» SOURCE DATA
_____

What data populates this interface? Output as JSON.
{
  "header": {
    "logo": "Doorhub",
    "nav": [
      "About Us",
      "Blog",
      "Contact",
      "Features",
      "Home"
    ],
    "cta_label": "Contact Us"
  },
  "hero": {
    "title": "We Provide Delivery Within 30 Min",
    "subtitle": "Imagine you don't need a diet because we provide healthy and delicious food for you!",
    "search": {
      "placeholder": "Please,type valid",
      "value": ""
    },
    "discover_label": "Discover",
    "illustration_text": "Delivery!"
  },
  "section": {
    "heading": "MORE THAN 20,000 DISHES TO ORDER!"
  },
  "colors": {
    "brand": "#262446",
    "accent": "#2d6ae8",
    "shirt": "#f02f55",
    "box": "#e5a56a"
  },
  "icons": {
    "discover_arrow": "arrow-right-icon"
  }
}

_____

» PROMPT
Work through the data and report how many of its lines hold the word "Delivery", giving only the figure.

» OUTPUT OF THE EXERCISE
2